## EXERCISE GOAL:
Wherever the word "Associate" shows up in a line, please copy that line.

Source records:
★ ★ ★

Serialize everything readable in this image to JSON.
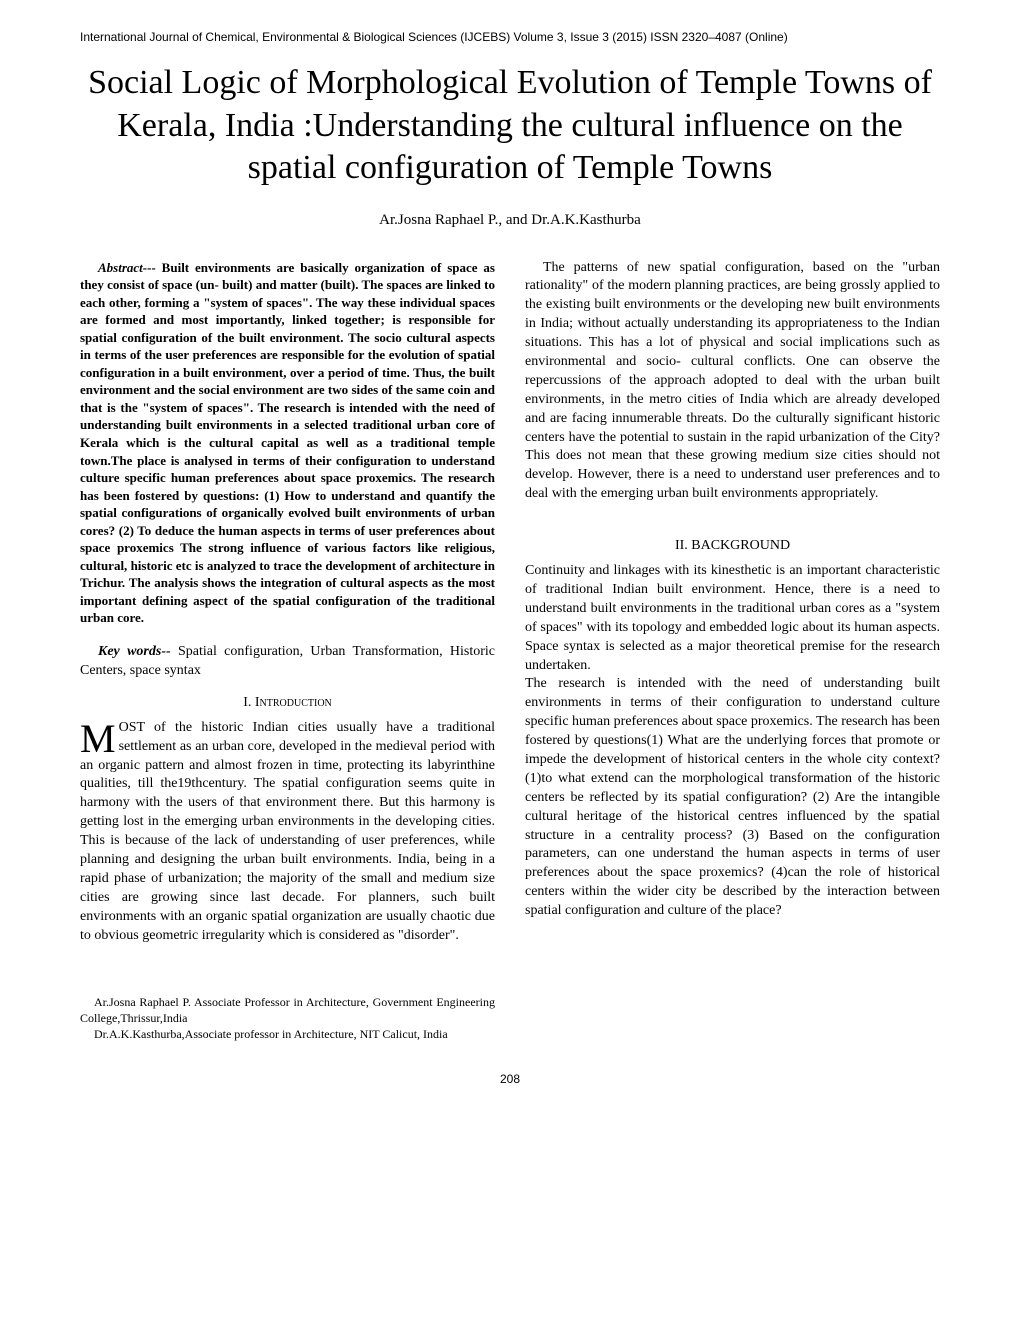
{
  "journal_header": "International Journal of Chemical, Environmental & Biological Sciences (IJCEBS) Volume 3, Issue 3 (2015) ISSN 2320–4087 (Online)",
  "title": "Social Logic of Morphological Evolution of Temple Towns of Kerala, India :Understanding the cultural influence on the spatial configuration of Temple Towns",
  "authors": "Ar.Josna Raphael P., and Dr.A.K.Kasthurba",
  "abstract_label": "Abstract---",
  "abstract_text": " Built environments are basically organization of space as they consist of space (un- built) and matter (built). The spaces are linked to each other, forming a \"system of spaces\". The way these individual spaces are formed and  most  importantly, linked together; is responsible for spatial configuration of the built environment. The socio cultural aspects in terms of the user preferences are responsible for the evolution of spatial configuration in a built environment, over a period of time. Thus, the built environment and the social environment are two sides of the same coin and that is the \"system of spaces\".  The research is intended with the need of understanding built environments in a selected traditional urban core of Kerala which is the cultural capital as well as a traditional temple town.The place is analysed in terms of their configuration to understand culture specific human preferences about space proxemics. The research has been fostered by questions: (1) How to understand and quantify the spatial configurations of organically evolved built environments of urban cores? (2) To deduce the human aspects in terms of user preferences about space proxemics The strong influence of various factors like religious, cultural, historic etc is analyzed to trace the development of architecture in Trichur. The analysis shows the integration of cultural aspects as the most important defining aspect of the spatial configuration of the traditional urban core.",
  "keywords_label": "Key words--",
  "keywords_text": " Spatial configuration, Urban Transformation, Historic Centers,  space syntax",
  "section1_heading": "I.  Introduction",
  "dropcap_letter": "M",
  "intro_text": "OST of the historic Indian cities usually have a traditional settlement as an urban core, developed in the medieval period with an organic pattern and almost frozen in time, protecting its labyrinthine qualities, till the19thcentury. The spatial configuration seems quite in harmony with the users of that environment there. But this harmony is getting lost in the emerging urban environments in the developing cities. This is because of the lack of understanding of user preferences, while planning and designing the urban built environments.   India, being in a rapid phase of urbanization; the majority of the small and medium size cities are growing since last decade. For planners,  such built environments with  an organic spatial organization are usually chaotic due to obvious geometric irregularity which is considered as \"disorder\".",
  "right_col_intro": "The patterns of new spatial configuration, based on the \"urban rationality\" of the modern planning practices, are being grossly applied to the existing built environments or the developing new built environments in India; without actually understanding its appropriateness to the Indian situations. This has a lot of physical and social implications such as environmental and socio- cultural conflicts.  One can observe the repercussions of the approach adopted to deal with the urban built environments, in the metro cities of India which are already developed and are facing innumerable threats. Do the culturally significant historic centers have the potential to sustain in the rapid urbanization of the City? This does not mean that these growing medium size cities should not develop. However, there is a need to understand user preferences and to deal with the emerging urban built environments appropriately.",
  "section2_heading": "II. BACKGROUND",
  "background_p1": "Continuity and linkages with its kinesthetic is an important characteristic of traditional Indian built environment. Hence, there is a need to understand built environments in the traditional urban cores as a \"system of spaces\" with its topology and embedded logic about its human aspects. Space syntax is selected as a major theoretical premise for the research undertaken.",
  "background_p2": "The research is intended with the need of understanding built environments in terms of their configuration to understand culture specific human preferences about space proxemics. The research has been fostered by questions(1) What are the underlying forces that promote or impede the development of historical centers in the whole city context?(1)to what extend can the morphological transformation of the historic centers be reflected by its spatial configuration? (2) Are the intangible cultural heritage of the historical centres influenced by the spatial structure in a centrality process? (3) Based on the configuration parameters, can one understand the human aspects in terms of user preferences about the space proxemics? (4)can the role of historical  centers within the wider city be described by the interaction between spatial configuration and culture of the place?",
  "footnote1": "Ar.Josna Raphael P. Associate Professor in Architecture, Government Engineering College,Thrissur,India",
  "footnote2": "Dr.A.K.Kasthurba,Associate professor in Architecture, NIT Calicut, India",
  "page_number": "208"
}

★ ★ ★

## RESPONSE TO THE EXERCISE:
  "footnote1": "Ar.Josna Raphael P. Associate Professor in Architecture, Government Engineering College,Thrissur,India",
  "footnote2": "Dr.A.K.Kasthurba,Associate professor in Architecture, NIT Calicut, India",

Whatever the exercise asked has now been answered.